• _Goal_
Check each line of the records below for the string "JSON", then state how many lines contain it, with no other output.
-------- Source data
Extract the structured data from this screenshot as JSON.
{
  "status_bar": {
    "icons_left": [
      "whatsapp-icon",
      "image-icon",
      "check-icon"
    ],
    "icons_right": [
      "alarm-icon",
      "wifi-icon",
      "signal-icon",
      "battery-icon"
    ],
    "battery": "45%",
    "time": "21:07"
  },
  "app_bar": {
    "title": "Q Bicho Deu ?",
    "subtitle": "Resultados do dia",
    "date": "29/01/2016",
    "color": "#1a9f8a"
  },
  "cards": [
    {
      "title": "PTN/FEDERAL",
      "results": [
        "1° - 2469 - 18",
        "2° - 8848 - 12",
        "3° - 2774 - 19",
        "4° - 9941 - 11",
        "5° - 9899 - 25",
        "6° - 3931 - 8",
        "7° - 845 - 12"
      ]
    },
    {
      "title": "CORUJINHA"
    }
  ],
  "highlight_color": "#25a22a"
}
----------------
-------- Source data
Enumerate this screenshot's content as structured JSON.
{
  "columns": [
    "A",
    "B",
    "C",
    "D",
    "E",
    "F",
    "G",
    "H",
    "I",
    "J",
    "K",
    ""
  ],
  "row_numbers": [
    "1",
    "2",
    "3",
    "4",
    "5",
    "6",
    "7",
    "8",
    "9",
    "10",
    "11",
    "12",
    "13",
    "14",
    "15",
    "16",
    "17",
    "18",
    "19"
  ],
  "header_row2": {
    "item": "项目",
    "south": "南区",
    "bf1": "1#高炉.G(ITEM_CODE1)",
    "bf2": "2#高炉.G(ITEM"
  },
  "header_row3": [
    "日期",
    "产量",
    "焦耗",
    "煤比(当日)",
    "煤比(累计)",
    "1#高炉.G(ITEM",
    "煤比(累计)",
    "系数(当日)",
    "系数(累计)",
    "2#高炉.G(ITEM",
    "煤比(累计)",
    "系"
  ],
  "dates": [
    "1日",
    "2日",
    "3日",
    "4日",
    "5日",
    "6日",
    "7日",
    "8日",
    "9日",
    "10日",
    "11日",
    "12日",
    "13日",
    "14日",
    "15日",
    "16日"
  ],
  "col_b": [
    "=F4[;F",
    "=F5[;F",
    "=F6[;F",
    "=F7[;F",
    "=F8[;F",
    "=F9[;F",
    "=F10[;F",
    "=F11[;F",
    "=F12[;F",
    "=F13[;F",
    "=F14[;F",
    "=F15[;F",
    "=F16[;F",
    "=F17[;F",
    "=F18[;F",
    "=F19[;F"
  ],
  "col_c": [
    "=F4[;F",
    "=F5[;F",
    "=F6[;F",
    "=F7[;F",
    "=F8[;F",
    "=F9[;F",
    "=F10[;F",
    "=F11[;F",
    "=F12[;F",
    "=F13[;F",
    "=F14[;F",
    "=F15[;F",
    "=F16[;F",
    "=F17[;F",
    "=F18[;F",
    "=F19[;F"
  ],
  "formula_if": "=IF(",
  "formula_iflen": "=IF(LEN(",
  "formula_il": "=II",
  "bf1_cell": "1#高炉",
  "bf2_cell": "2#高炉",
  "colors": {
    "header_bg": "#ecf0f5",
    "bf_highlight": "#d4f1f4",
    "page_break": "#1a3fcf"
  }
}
----------------
• _Problem solution_
2